Reproduce the lines of the material exactly, excluding every image.

------------

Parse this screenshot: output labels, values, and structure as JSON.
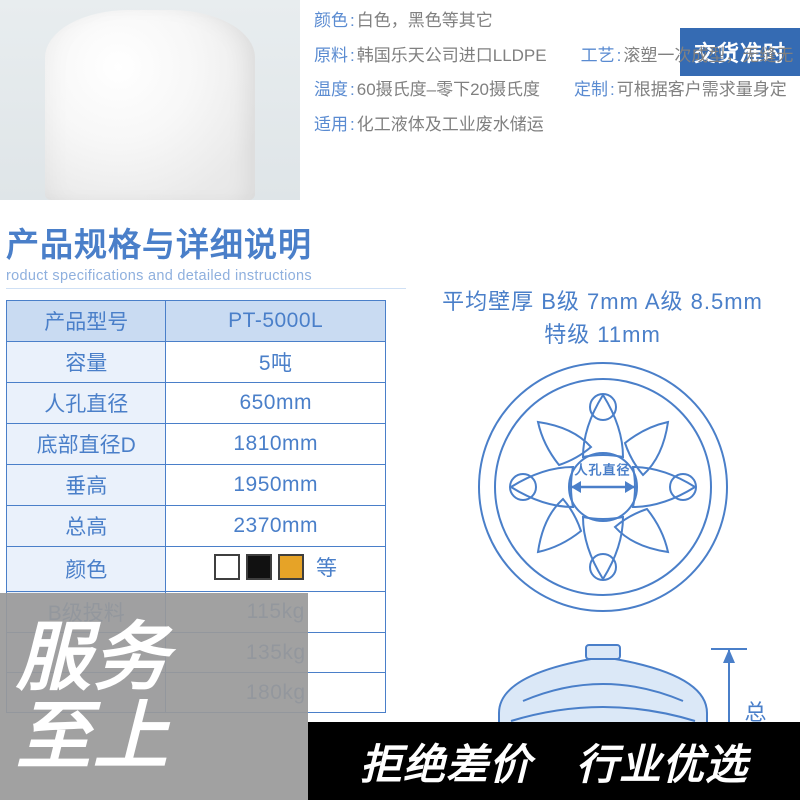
{
  "badge": {
    "text": "交货准时",
    "bg": "#356bb3"
  },
  "attrs": {
    "color_k": "颜色",
    "color_v": "白色，黑色等其它",
    "material_k": "原料",
    "material_v": "韩国乐天公司进口LLDPE",
    "process_k": "工艺",
    "process_v": "滚塑一次成型，无缝无",
    "temp_k": "温度",
    "temp_v": "60摄氏度–零下20摄氏度",
    "custom_k": "定制",
    "custom_v": "可根据客户需求量身定",
    "apply_k": "适用",
    "apply_v": "化工液体及工业废水储运",
    "key_color": "#5a8bd1",
    "val_color": "#808080"
  },
  "section": {
    "cn": "产品规格与详细说明",
    "en": "roduct specifications and detailed instructions",
    "color": "#4a7fc9",
    "sub_color": "#8fb0de"
  },
  "spec_table": {
    "border_color": "#4a7fc9",
    "header_bg": "#c9dbf2",
    "label_bg": "#eaf1fb",
    "value_bg": "#ffffff",
    "text_color": "#4a7fc9",
    "rows": [
      {
        "label": "产品型号",
        "value": "PT-5000L",
        "is_header": true
      },
      {
        "label": "容量",
        "value": "5吨"
      },
      {
        "label": "人孔直径",
        "value": "650mm"
      },
      {
        "label": "底部直径D",
        "value": "1810mm"
      },
      {
        "label": "垂高",
        "value": "1950mm"
      },
      {
        "label": "总高",
        "value": "2370mm"
      },
      {
        "label": "颜色",
        "value": "",
        "swatches": [
          "#ffffff",
          "#111111",
          "#e6a327"
        ],
        "suffix": "等"
      },
      {
        "label": "B级投料",
        "value": "115kg"
      },
      {
        "label": "",
        "value": "135kg"
      },
      {
        "label": "",
        "value": "180kg"
      }
    ]
  },
  "diagram": {
    "thickness_line1": "平均壁厚  B级  7mm   A级  8.5mm",
    "thickness_line2": "特级  11mm",
    "manhole_label": "人孔直径",
    "height_label": "总",
    "stroke": "#4a7fc9",
    "fill": "#d6e4f5"
  },
  "overlay": {
    "left_line1": "服务",
    "left_line2": "至上",
    "left_bg": "rgba(153,153,153,0.92)",
    "right_item1": "拒绝差价",
    "right_item2": "行业优选",
    "right_bg": "#000000",
    "text_color": "#ffffff"
  }
}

------------

# [The response]
Parse this screenshot: output labels, values, and structure as JSON.
{
  "badge": {
    "text": "交货准时",
    "bg": "#356bb3"
  },
  "attrs": {
    "color_k": "颜色",
    "color_v": "白色，黑色等其它",
    "material_k": "原料",
    "material_v": "韩国乐天公司进口LLDPE",
    "process_k": "工艺",
    "process_v": "滚塑一次成型，无缝无",
    "temp_k": "温度",
    "temp_v": "60摄氏度–零下20摄氏度",
    "custom_k": "定制",
    "custom_v": "可根据客户需求量身定",
    "apply_k": "适用",
    "apply_v": "化工液体及工业废水储运",
    "key_color": "#5a8bd1",
    "val_color": "#808080"
  },
  "section": {
    "cn": "产品规格与详细说明",
    "en": "roduct specifications and detailed instructions",
    "color": "#4a7fc9",
    "sub_color": "#8fb0de"
  },
  "spec_table": {
    "border_color": "#4a7fc9",
    "header_bg": "#c9dbf2",
    "label_bg": "#eaf1fb",
    "value_bg": "#ffffff",
    "text_color": "#4a7fc9",
    "rows": [
      {
        "label": "产品型号",
        "value": "PT-5000L",
        "is_header": true
      },
      {
        "label": "容量",
        "value": "5吨"
      },
      {
        "label": "人孔直径",
        "value": "650mm"
      },
      {
        "label": "底部直径D",
        "value": "1810mm"
      },
      {
        "label": "垂高",
        "value": "1950mm"
      },
      {
        "label": "总高",
        "value": "2370mm"
      },
      {
        "label": "颜色",
        "value": "",
        "swatches": [
          "#ffffff",
          "#111111",
          "#e6a327"
        ],
        "suffix": "等"
      },
      {
        "label": "B级投料",
        "value": "115kg"
      },
      {
        "label": "",
        "value": "135kg"
      },
      {
        "label": "",
        "value": "180kg"
      }
    ]
  },
  "diagram": {
    "thickness_line1": "平均壁厚  B级  7mm   A级  8.5mm",
    "thickness_line2": "特级  11mm",
    "manhole_label": "人孔直径",
    "height_label": "总",
    "stroke": "#4a7fc9",
    "fill": "#d6e4f5"
  },
  "overlay": {
    "left_line1": "服务",
    "left_line2": "至上",
    "left_bg": "rgba(153,153,153,0.92)",
    "right_item1": "拒绝差价",
    "right_item2": "行业优选",
    "right_bg": "#000000",
    "text_color": "#ffffff"
  }
}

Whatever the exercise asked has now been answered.